▶ THE PROBLEM: An exact copy of every record is needed.
* Begin EXTRACTED RECORDS *
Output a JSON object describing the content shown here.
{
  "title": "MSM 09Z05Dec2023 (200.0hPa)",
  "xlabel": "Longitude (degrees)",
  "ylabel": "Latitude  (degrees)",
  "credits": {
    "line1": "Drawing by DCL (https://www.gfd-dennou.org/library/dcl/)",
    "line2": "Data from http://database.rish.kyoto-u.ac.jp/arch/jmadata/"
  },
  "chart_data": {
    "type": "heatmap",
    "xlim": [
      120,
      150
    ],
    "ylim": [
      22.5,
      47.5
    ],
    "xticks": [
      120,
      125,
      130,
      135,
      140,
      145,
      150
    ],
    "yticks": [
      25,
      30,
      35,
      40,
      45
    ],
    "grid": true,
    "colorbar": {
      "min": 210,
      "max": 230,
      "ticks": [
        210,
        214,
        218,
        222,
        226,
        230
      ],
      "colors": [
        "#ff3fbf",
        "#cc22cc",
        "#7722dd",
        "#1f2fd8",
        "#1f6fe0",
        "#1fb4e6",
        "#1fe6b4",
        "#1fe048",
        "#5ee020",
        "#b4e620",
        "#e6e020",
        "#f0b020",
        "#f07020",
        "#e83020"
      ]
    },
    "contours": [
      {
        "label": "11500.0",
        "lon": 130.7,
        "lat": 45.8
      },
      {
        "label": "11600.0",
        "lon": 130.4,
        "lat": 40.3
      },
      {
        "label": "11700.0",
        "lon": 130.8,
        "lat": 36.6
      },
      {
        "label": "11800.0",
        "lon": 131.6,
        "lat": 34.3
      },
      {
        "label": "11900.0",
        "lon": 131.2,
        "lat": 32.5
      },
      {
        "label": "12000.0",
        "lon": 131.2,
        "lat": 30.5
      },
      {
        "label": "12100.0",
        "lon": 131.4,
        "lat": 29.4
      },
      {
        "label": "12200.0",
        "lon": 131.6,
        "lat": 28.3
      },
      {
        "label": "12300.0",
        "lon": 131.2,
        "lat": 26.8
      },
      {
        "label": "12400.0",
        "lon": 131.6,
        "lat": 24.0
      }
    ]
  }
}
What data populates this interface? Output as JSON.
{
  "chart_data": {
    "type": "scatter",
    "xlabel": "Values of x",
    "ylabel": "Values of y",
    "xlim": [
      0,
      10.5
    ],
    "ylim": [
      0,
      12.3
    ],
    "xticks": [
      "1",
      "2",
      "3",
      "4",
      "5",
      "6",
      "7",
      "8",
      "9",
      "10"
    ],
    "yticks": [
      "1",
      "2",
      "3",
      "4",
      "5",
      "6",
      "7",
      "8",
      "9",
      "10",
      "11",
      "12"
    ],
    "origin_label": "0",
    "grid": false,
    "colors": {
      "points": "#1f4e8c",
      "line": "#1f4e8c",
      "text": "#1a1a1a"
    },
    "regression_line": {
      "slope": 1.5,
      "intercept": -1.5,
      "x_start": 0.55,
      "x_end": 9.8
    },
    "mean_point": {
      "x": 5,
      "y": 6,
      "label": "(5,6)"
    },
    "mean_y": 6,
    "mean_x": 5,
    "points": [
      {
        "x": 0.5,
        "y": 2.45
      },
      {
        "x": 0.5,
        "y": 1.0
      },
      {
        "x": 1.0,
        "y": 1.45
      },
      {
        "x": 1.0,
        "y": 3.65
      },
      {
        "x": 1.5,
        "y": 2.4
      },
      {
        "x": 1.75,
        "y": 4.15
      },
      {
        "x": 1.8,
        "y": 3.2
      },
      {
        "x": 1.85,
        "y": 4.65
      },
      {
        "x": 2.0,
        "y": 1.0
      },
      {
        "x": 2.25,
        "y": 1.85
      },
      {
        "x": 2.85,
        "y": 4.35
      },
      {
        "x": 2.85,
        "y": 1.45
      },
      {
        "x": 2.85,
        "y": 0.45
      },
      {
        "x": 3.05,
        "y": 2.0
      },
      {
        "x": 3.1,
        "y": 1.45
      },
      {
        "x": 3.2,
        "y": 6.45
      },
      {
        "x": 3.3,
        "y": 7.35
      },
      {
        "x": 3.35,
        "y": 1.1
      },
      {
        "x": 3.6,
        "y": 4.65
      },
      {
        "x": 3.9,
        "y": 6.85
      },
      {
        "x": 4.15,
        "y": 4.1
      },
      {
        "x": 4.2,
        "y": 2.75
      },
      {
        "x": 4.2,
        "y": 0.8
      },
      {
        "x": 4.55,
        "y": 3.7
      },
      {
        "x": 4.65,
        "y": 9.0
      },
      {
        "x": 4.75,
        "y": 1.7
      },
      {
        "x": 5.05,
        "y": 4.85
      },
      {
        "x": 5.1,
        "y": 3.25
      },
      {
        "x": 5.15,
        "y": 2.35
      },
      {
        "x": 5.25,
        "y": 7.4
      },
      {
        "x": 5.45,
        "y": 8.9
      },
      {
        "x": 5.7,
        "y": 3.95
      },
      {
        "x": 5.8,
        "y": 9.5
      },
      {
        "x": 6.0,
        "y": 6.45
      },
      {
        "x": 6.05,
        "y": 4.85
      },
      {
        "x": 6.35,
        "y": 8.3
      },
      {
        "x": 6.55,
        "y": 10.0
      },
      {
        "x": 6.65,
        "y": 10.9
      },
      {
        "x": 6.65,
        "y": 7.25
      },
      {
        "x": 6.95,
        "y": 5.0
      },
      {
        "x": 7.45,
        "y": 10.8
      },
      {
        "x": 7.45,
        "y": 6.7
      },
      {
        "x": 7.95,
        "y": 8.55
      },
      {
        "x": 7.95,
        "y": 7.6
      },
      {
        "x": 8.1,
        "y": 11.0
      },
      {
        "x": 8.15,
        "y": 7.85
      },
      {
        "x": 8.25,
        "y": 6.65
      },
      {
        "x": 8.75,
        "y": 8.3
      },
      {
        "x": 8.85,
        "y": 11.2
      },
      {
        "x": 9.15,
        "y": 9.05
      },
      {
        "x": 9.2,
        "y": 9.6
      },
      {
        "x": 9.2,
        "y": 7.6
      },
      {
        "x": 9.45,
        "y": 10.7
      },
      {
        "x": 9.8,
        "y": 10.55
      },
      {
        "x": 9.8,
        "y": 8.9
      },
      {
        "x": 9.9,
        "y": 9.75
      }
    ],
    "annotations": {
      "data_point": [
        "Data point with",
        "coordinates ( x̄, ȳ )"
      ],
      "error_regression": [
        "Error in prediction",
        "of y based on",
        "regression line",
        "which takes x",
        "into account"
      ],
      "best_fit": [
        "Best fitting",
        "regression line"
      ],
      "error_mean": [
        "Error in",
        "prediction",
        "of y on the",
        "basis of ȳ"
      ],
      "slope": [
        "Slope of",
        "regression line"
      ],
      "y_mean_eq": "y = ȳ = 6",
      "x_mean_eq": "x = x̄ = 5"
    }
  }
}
* End EXTRACTED RECORDS *
▶ EXERCISE RESULT:
Output a JSON object describing the content shown here.
{
  "title": "MSM 09Z05Dec2023 (200.0hPa)",
  "xlabel": "Longitude (degrees)",
  "ylabel": "Latitude  (degrees)",
  "credits": {
    "line1": "Drawing by DCL (https://www.gfd-dennou.org/library/dcl/)",
    "line2": "Data from http://database.rish.kyoto-u.ac.jp/arch/jmadata/"
  },
  "chart_data": {
    "type": "heatmap",
    "xlim": [
      120,
      150
    ],
    "ylim": [
      22.5,
      47.5
    ],
    "xticks": [
      120,
      125,
      130,
      135,
      140,
      145,
      150
    ],
    "yticks": [
      25,
      30,
      35,
      40,
      45
    ],
    "grid": true,
    "colorbar": {
      "min": 210,
      "max": 230,
      "ticks": [
        210,
        214,
        218,
        222,
        226,
        230
      ],
      "colors": [
        "#ff3fbf",
        "#cc22cc",
        "#7722dd",
        "#1f2fd8",
        "#1f6fe0",
        "#1fb4e6",
        "#1fe6b4",
        "#1fe048",
        "#5ee020",
        "#b4e620",
        "#e6e020",
        "#f0b020",
        "#f07020",
        "#e83020"
      ]
    },
    "contours": [
      {
        "label": "11500.0",
        "lon": 130.7,
        "lat": 45.8
      },
      {
        "label": "11600.0",
        "lon": 130.4,
        "lat": 40.3
      },
      {
        "label": "11700.0",
        "lon": 130.8,
        "lat": 36.6
      },
      {
        "label": "11800.0",
        "lon": 131.6,
        "lat": 34.3
      },
      {
        "label": "11900.0",
        "lon": 131.2,
        "lat": 32.5
      },
      {
        "label": "12000.0",
        "lon": 131.2,
        "lat": 30.5
      },
      {
        "label": "12100.0",
        "lon": 131.4,
        "lat": 29.4
      },
      {
        "label": "12200.0",
        "lon": 131.6,
        "lat": 28.3
      },
      {
        "label": "12300.0",
        "lon": 131.2,
        "lat": 26.8
      },
      {
        "label": "12400.0",
        "lon": 131.6,
        "lat": 24.0
      }
    ]
  }
}
What data populates this interface? Output as JSON.
{
  "chart_data": {
    "type": "scatter",
    "xlabel": "Values of x",
    "ylabel": "Values of y",
    "xlim": [
      0,
      10.5
    ],
    "ylim": [
      0,
      12.3
    ],
    "xticks": [
      "1",
      "2",
      "3",
      "4",
      "5",
      "6",
      "7",
      "8",
      "9",
      "10"
    ],
    "yticks": [
      "1",
      "2",
      "3",
      "4",
      "5",
      "6",
      "7",
      "8",
      "9",
      "10",
      "11",
      "12"
    ],
    "origin_label": "0",
    "grid": false,
    "colors": {
      "points": "#1f4e8c",
      "line": "#1f4e8c",
      "text": "#1a1a1a"
    },
    "regression_line": {
      "slope": 1.5,
      "intercept": -1.5,
      "x_start": 0.55,
      "x_end": 9.8
    },
    "mean_point": {
      "x": 5,
      "y": 6,
      "label": "(5,6)"
    },
    "mean_y": 6,
    "mean_x": 5,
    "points": [
      {
        "x": 0.5,
        "y": 2.45
      },
      {
        "x": 0.5,
        "y": 1.0
      },
      {
        "x": 1.0,
        "y": 1.45
      },
      {
        "x": 1.0,
        "y": 3.65
      },
      {
        "x": 1.5,
        "y": 2.4
      },
      {
        "x": 1.75,
        "y": 4.15
      },
      {
        "x": 1.8,
        "y": 3.2
      },
      {
        "x": 1.85,
        "y": 4.65
      },
      {
        "x": 2.0,
        "y": 1.0
      },
      {
        "x": 2.25,
        "y": 1.85
      },
      {
        "x": 2.85,
        "y": 4.35
      },
      {
        "x": 2.85,
        "y": 1.45
      },
      {
        "x": 2.85,
        "y": 0.45
      },
      {
        "x": 3.05,
        "y": 2.0
      },
      {
        "x": 3.1,
        "y": 1.45
      },
      {
        "x": 3.2,
        "y": 6.45
      },
      {
        "x": 3.3,
        "y": 7.35
      },
      {
        "x": 3.35,
        "y": 1.1
      },
      {
        "x": 3.6,
        "y": 4.65
      },
      {
        "x": 3.9,
        "y": 6.85
      },
      {
        "x": 4.15,
        "y": 4.1
      },
      {
        "x": 4.2,
        "y": 2.75
      },
      {
        "x": 4.2,
        "y": 0.8
      },
      {
        "x": 4.55,
        "y": 3.7
      },
      {
        "x": 4.65,
        "y": 9.0
      },
      {
        "x": 4.75,
        "y": 1.7
      },
      {
        "x": 5.05,
        "y": 4.85
      },
      {
        "x": 5.1,
        "y": 3.25
      },
      {
        "x": 5.15,
        "y": 2.35
      },
      {
        "x": 5.25,
        "y": 7.4
      },
      {
        "x": 5.45,
        "y": 8.9
      },
      {
        "x": 5.7,
        "y": 3.95
      },
      {
        "x": 5.8,
        "y": 9.5
      },
      {
        "x": 6.0,
        "y": 6.45
      },
      {
        "x": 6.05,
        "y": 4.85
      },
      {
        "x": 6.35,
        "y": 8.3
      },
      {
        "x": 6.55,
        "y": 10.0
      },
      {
        "x": 6.65,
        "y": 10.9
      },
      {
        "x": 6.65,
        "y": 7.25
      },
      {
        "x": 6.95,
        "y": 5.0
      },
      {
        "x": 7.45,
        "y": 10.8
      },
      {
        "x": 7.45,
        "y": 6.7
      },
      {
        "x": 7.95,
        "y": 8.55
      },
      {
        "x": 7.95,
        "y": 7.6
      },
      {
        "x": 8.1,
        "y": 11.0
      },
      {
        "x": 8.15,
        "y": 7.85
      },
      {
        "x": 8.25,
        "y": 6.65
      },
      {
        "x": 8.75,
        "y": 8.3
      },
      {
        "x": 8.85,
        "y": 11.2
      },
      {
        "x": 9.15,
        "y": 9.05
      },
      {
        "x": 9.2,
        "y": 9.6
      },
      {
        "x": 9.2,
        "y": 7.6
      },
      {
        "x": 9.45,
        "y": 10.7
      },
      {
        "x": 9.8,
        "y": 10.55
      },
      {
        "x": 9.8,
        "y": 8.9
      },
      {
        "x": 9.9,
        "y": 9.75
      }
    ],
    "annotations": {
      "data_point": [
        "Data point with",
        "coordinates ( x̄, ȳ )"
      ],
      "error_regression": [
        "Error in prediction",
        "of y based on",
        "regression line",
        "which takes x",
        "into account"
      ],
      "best_fit": [
        "Best fitting",
        "regression line"
      ],
      "error_mean": [
        "Error in",
        "prediction",
        "of y on the",
        "basis of ȳ"
      ],
      "slope": [
        "Slope of",
        "regression line"
      ],
      "y_mean_eq": "y = ȳ = 6",
      "x_mean_eq": "x = x̄ = 5"
    }
  }
}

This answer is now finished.